» **Exercise directions**: Skip the pictures. Give all the data again exactly.

» **Given records**:
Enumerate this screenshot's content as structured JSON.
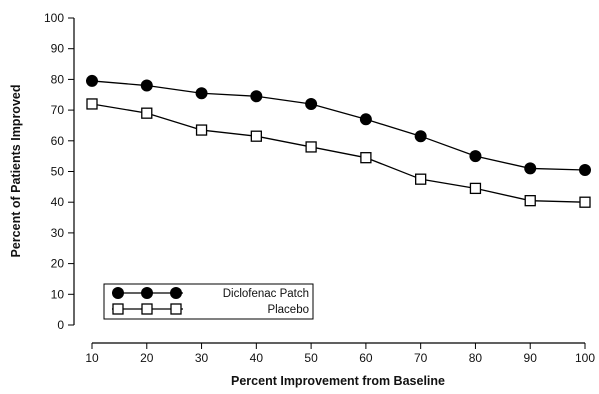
{
  "chart_data": {
    "type": "line",
    "title": "",
    "xlabel": "Percent Improvement from Baseline",
    "ylabel": "Percent of Patients Improved",
    "x": [
      10,
      20,
      30,
      40,
      50,
      60,
      70,
      80,
      90,
      100
    ],
    "xlim": [
      10,
      100
    ],
    "ylim": [
      0,
      100
    ],
    "xticks": [
      "10",
      "20",
      "30",
      "40",
      "50",
      "60",
      "70",
      "80",
      "90",
      "100"
    ],
    "yticks": [
      "0",
      "10",
      "20",
      "30",
      "40",
      "50",
      "60",
      "70",
      "80",
      "90",
      "100"
    ],
    "grid": false,
    "legend_position": "bottom-left",
    "series": [
      {
        "name": "Diclofenac Patch",
        "marker": "filled-circle",
        "color": "#000000",
        "values": [
          79.5,
          78,
          75.5,
          74.5,
          72,
          67,
          61.5,
          55,
          51,
          50.5
        ]
      },
      {
        "name": "Placebo",
        "marker": "open-square",
        "color": "#000000",
        "values": [
          72,
          69,
          63.5,
          61.5,
          58,
          54.5,
          47.5,
          44.5,
          40.5,
          40
        ]
      }
    ]
  }
}
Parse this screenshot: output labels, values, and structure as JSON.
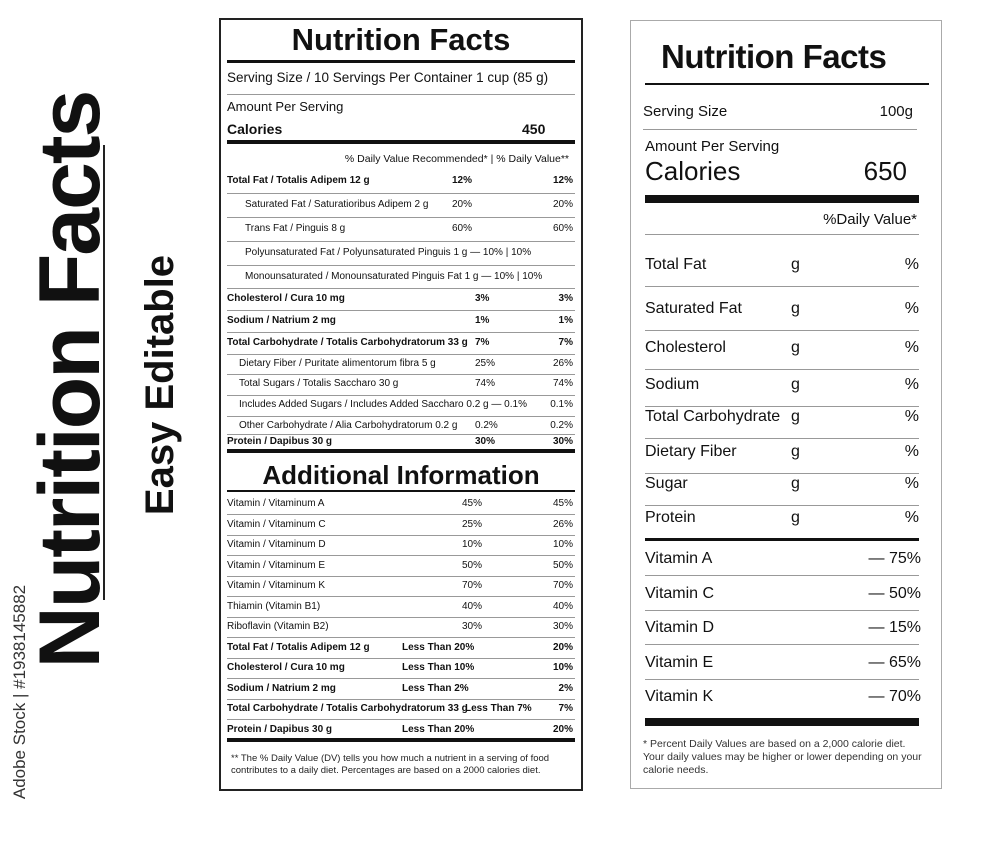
{
  "side": {
    "title": "Nutrition Facts",
    "subtitle": "Easy Editable",
    "stock": "Adobe Stock | #1938145882"
  },
  "left": {
    "title": "Nutrition Facts",
    "serving": "Serving Size / 10 Servings Per Container 1 cup (85 g)",
    "amount": "Amount Per Serving",
    "calories_label": "Calories",
    "calories_value": "450",
    "dv_header": "% Daily Value Recommended* | % Daily Value**",
    "rows": [
      {
        "label": "Total Fat / Totalis Adipem 12 g",
        "v1": "12%",
        "v2": "12%",
        "bold": true,
        "indent": 0
      },
      {
        "label": "Saturated Fat / Saturatioribus Adipem 2 g",
        "v1": "20%",
        "v2": "20%",
        "bold": false,
        "indent": 1
      },
      {
        "label": "Trans Fat / Pinguis 8 g",
        "v1": "60%",
        "v2": "60%",
        "bold": false,
        "indent": 1
      },
      {
        "label": "Polyunsaturated Fat / Polyunsaturated Pinguis 1 g — 10% | 10%",
        "v1": "",
        "v2": "",
        "bold": false,
        "indent": 1
      },
      {
        "label": "Monounsaturated / Monounsaturated Pinguis Fat 1 g — 10% | 10%",
        "v1": "",
        "v2": "",
        "bold": false,
        "indent": 1
      },
      {
        "label": "Cholesterol / Cura 10 mg",
        "v1": "3%",
        "v2": "3%",
        "bold": true,
        "indent": 0
      },
      {
        "label": "Sodium / Natrium 2 mg",
        "v1": "1%",
        "v2": "1%",
        "bold": true,
        "indent": 0
      },
      {
        "label": "Total Carbohydrate / Totalis Carbohydratorum 33 g",
        "v1": "7%",
        "v2": "7%",
        "bold": true,
        "indent": 0
      },
      {
        "label": "Dietary Fiber / Puritate alimentorum fibra 5 g",
        "v1": "25%",
        "v2": "26%",
        "bold": false,
        "indent": 2
      },
      {
        "label": "Total Sugars / Totalis Saccharo 30 g",
        "v1": "74%",
        "v2": "74%",
        "bold": false,
        "indent": 2
      },
      {
        "label": "Includes Added Sugars / Includes Added Saccharo 0.2 g — 0.1%",
        "v1": "",
        "v2": "0.1%",
        "bold": false,
        "indent": 2
      },
      {
        "label": "Other Carbohydrate / Alia Carbohydratorum 0.2 g",
        "v1": "0.2%",
        "v2": "0.2%",
        "bold": false,
        "indent": 2
      },
      {
        "label": "Protein / Dapibus 30 g",
        "v1": "30%",
        "v2": "30%",
        "bold": true,
        "indent": 0
      }
    ],
    "additional_title": "Additional Information",
    "add_rows": [
      {
        "label": "Vitamin / Vitaminum A",
        "v1": "45%",
        "v2": "45%",
        "bold": false
      },
      {
        "label": "Vitamin / Vitaminum C",
        "v1": "25%",
        "v2": "26%",
        "bold": false
      },
      {
        "label": "Vitamin / Vitaminum D",
        "v1": "10%",
        "v2": "10%",
        "bold": false
      },
      {
        "label": "Vitamin / Vitaminum E",
        "v1": "50%",
        "v2": "50%",
        "bold": false
      },
      {
        "label": "Vitamin / Vitaminum K",
        "v1": "70%",
        "v2": "70%",
        "bold": false
      },
      {
        "label": "Thiamin (Vitamin B1)",
        "v1": "40%",
        "v2": "40%",
        "bold": false
      },
      {
        "label": "Riboflavin (Vitamin B2)",
        "v1": "30%",
        "v2": "30%",
        "bold": false
      },
      {
        "label": "Total Fat / Totalis Adipem 12 g",
        "v1": "Less Than 20%",
        "v2": "20%",
        "bold": true
      },
      {
        "label": "Cholesterol / Cura 10 mg",
        "v1": "Less Than 10%",
        "v2": "10%",
        "bold": true
      },
      {
        "label": "Sodium / Natrium 2 mg",
        "v1": "Less Than 2%",
        "v2": "2%",
        "bold": true
      },
      {
        "label": "Total Carbohydrate / Totalis Carbohydratorum 33 g",
        "v1": "Less Than 7%",
        "v2": "7%",
        "bold": true
      },
      {
        "label": "Protein / Dapibus 30 g",
        "v1": "Less Than 20%",
        "v2": "20%",
        "bold": true
      }
    ],
    "footnote": "** The % Daily Value (DV) tells you how much a nutrient in a serving of food contributes to a daily diet.  Percentages are based on a 2000 calories diet."
  },
  "right": {
    "title": "Nutrition Facts",
    "serving_label": "Serving Size",
    "serving_value": "100g",
    "amount": "Amount Per Serving",
    "calories_label": "Calories",
    "calories_value": "650",
    "dv_header": "%Daily Value*",
    "rows": [
      {
        "label": "Total Fat",
        "unit": "g",
        "value": "%"
      },
      {
        "label": "Saturated Fat",
        "unit": "g",
        "value": "%"
      },
      {
        "label": "Cholesterol",
        "unit": "g",
        "value": "%"
      },
      {
        "label": "Sodium",
        "unit": "g",
        "value": "%"
      },
      {
        "label": "Total Carbohydrate",
        "unit": "g",
        "value": "%"
      },
      {
        "label": "Dietary Fiber",
        "unit": "g",
        "value": "%"
      },
      {
        "label": "Sugar",
        "unit": "g",
        "value": "%"
      },
      {
        "label": "Protein",
        "unit": "g",
        "value": "%"
      }
    ],
    "vitamins": [
      {
        "label": "Vitamin A",
        "value": "— 75%"
      },
      {
        "label": "Vitamin C",
        "value": "— 50%"
      },
      {
        "label": "Vitamin D",
        "value": "— 15%"
      },
      {
        "label": "Vitamin E",
        "value": "— 65%"
      },
      {
        "label": "Vitamin K",
        "value": "— 70%"
      }
    ],
    "footnote": "* Percent Daily Values are based on a 2,000 calorie diet. Your daily values may be higher or lower depending on your calorie needs."
  }
}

» **Exercise answer**:
Enumerate this screenshot's content as structured JSON.
{
  "chart_data": {
    "type": "line",
    "title": "",
    "xlabel": "Percent Improvement from Baseline",
    "ylabel": "Percent of Patients Improved",
    "x": [
      10,
      20,
      30,
      40,
      50,
      60,
      70,
      80,
      90,
      100
    ],
    "xlim": [
      10,
      100
    ],
    "ylim": [
      0,
      100
    ],
    "xticks": [
      "10",
      "20",
      "30",
      "40",
      "50",
      "60",
      "70",
      "80",
      "90",
      "100"
    ],
    "yticks": [
      "0",
      "10",
      "20",
      "30",
      "40",
      "50",
      "60",
      "70",
      "80",
      "90",
      "100"
    ],
    "grid": false,
    "legend_position": "bottom-left",
    "series": [
      {
        "name": "Diclofenac Patch",
        "marker": "filled-circle",
        "color": "#000000",
        "values": [
          79.5,
          78,
          75.5,
          74.5,
          72,
          67,
          61.5,
          55,
          51,
          50.5
        ]
      },
      {
        "name": "Placebo",
        "marker": "open-square",
        "color": "#000000",
        "values": [
          72,
          69,
          63.5,
          61.5,
          58,
          54.5,
          47.5,
          44.5,
          40.5,
          40
        ]
      }
    ]
  }
}
Parse this screenshot: output labels, values, and structure as JSON.
{
  "side": {
    "title": "Nutrition Facts",
    "subtitle": "Easy Editable",
    "stock": "Adobe Stock | #1938145882"
  },
  "left": {
    "title": "Nutrition Facts",
    "serving": "Serving Size / 10 Servings Per Container 1 cup (85 g)",
    "amount": "Amount Per Serving",
    "calories_label": "Calories",
    "calories_value": "450",
    "dv_header": "% Daily Value Recommended* | % Daily Value**",
    "rows": [
      {
        "label": "Total Fat / Totalis Adipem 12 g",
        "v1": "12%",
        "v2": "12%",
        "bold": true,
        "indent": 0
      },
      {
        "label": "Saturated Fat / Saturatioribus Adipem 2 g",
        "v1": "20%",
        "v2": "20%",
        "bold": false,
        "indent": 1
      },
      {
        "label": "Trans Fat / Pinguis 8 g",
        "v1": "60%",
        "v2": "60%",
        "bold": false,
        "indent": 1
      },
      {
        "label": "Polyunsaturated Fat / Polyunsaturated Pinguis 1 g — 10% | 10%",
        "v1": "",
        "v2": "",
        "bold": false,
        "indent": 1
      },
      {
        "label": "Monounsaturated / Monounsaturated Pinguis Fat 1 g — 10% | 10%",
        "v1": "",
        "v2": "",
        "bold": false,
        "indent": 1
      },
      {
        "label": "Cholesterol / Cura 10 mg",
        "v1": "3%",
        "v2": "3%",
        "bold": true,
        "indent": 0
      },
      {
        "label": "Sodium / Natrium 2 mg",
        "v1": "1%",
        "v2": "1%",
        "bold": true,
        "indent": 0
      },
      {
        "label": "Total Carbohydrate / Totalis Carbohydratorum 33 g",
        "v1": "7%",
        "v2": "7%",
        "bold": true,
        "indent": 0
      },
      {
        "label": "Dietary Fiber / Puritate alimentorum fibra 5 g",
        "v1": "25%",
        "v2": "26%",
        "bold": false,
        "indent": 2
      },
      {
        "label": "Total Sugars / Totalis Saccharo 30 g",
        "v1": "74%",
        "v2": "74%",
        "bold": false,
        "indent": 2
      },
      {
        "label": "Includes Added Sugars / Includes Added Saccharo 0.2 g — 0.1%",
        "v1": "",
        "v2": "0.1%",
        "bold": false,
        "indent": 2
      },
      {
        "label": "Other Carbohydrate / Alia Carbohydratorum 0.2 g",
        "v1": "0.2%",
        "v2": "0.2%",
        "bold": false,
        "indent": 2
      },
      {
        "label": "Protein / Dapibus 30 g",
        "v1": "30%",
        "v2": "30%",
        "bold": true,
        "indent": 0
      }
    ],
    "additional_title": "Additional Information",
    "add_rows": [
      {
        "label": "Vitamin / Vitaminum A",
        "v1": "45%",
        "v2": "45%",
        "bold": false
      },
      {
        "label": "Vitamin / Vitaminum C",
        "v1": "25%",
        "v2": "26%",
        "bold": false
      },
      {
        "label": "Vitamin / Vitaminum D",
        "v1": "10%",
        "v2": "10%",
        "bold": false
      },
      {
        "label": "Vitamin / Vitaminum E",
        "v1": "50%",
        "v2": "50%",
        "bold": false
      },
      {
        "label": "Vitamin / Vitaminum K",
        "v1": "70%",
        "v2": "70%",
        "bold": false
      },
      {
        "label": "Thiamin (Vitamin B1)",
        "v1": "40%",
        "v2": "40%",
        "bold": false
      },
      {
        "label": "Riboflavin (Vitamin B2)",
        "v1": "30%",
        "v2": "30%",
        "bold": false
      },
      {
        "label": "Total Fat / Totalis Adipem 12 g",
        "v1": "Less Than 20%",
        "v2": "20%",
        "bold": true
      },
      {
        "label": "Cholesterol / Cura 10 mg",
        "v1": "Less Than 10%",
        "v2": "10%",
        "bold": true
      },
      {
        "label": "Sodium / Natrium 2 mg",
        "v1": "Less Than 2%",
        "v2": "2%",
        "bold": true
      },
      {
        "label": "Total Carbohydrate / Totalis Carbohydratorum 33 g",
        "v1": "Less Than 7%",
        "v2": "7%",
        "bold": true
      },
      {
        "label": "Protein / Dapibus 30 g",
        "v1": "Less Than 20%",
        "v2": "20%",
        "bold": true
      }
    ],
    "footnote": "** The % Daily Value (DV) tells you how much a nutrient in a serving of food contributes to a daily diet.  Percentages are based on a 2000 calories diet."
  },
  "right": {
    "title": "Nutrition Facts",
    "serving_label": "Serving Size",
    "serving_value": "100g",
    "amount": "Amount Per Serving",
    "calories_label": "Calories",
    "calories_value": "650",
    "dv_header": "%Daily Value*",
    "rows": [
      {
        "label": "Total Fat",
        "unit": "g",
        "value": "%"
      },
      {
        "label": "Saturated Fat",
        "unit": "g",
        "value": "%"
      },
      {
        "label": "Cholesterol",
        "unit": "g",
        "value": "%"
      },
      {
        "label": "Sodium",
        "unit": "g",
        "value": "%"
      },
      {
        "label": "Total Carbohydrate",
        "unit": "g",
        "value": "%"
      },
      {
        "label": "Dietary Fiber",
        "unit": "g",
        "value": "%"
      },
      {
        "label": "Sugar",
        "unit": "g",
        "value": "%"
      },
      {
        "label": "Protein",
        "unit": "g",
        "value": "%"
      }
    ],
    "vitamins": [
      {
        "label": "Vitamin A",
        "value": "— 75%"
      },
      {
        "label": "Vitamin C",
        "value": "— 50%"
      },
      {
        "label": "Vitamin D",
        "value": "— 15%"
      },
      {
        "label": "Vitamin E",
        "value": "— 65%"
      },
      {
        "label": "Vitamin K",
        "value": "— 70%"
      }
    ],
    "footnote": "* Percent Daily Values are based on a 2,000 calorie diet. Your daily values may be higher or lower depending on your calorie needs."
  }
}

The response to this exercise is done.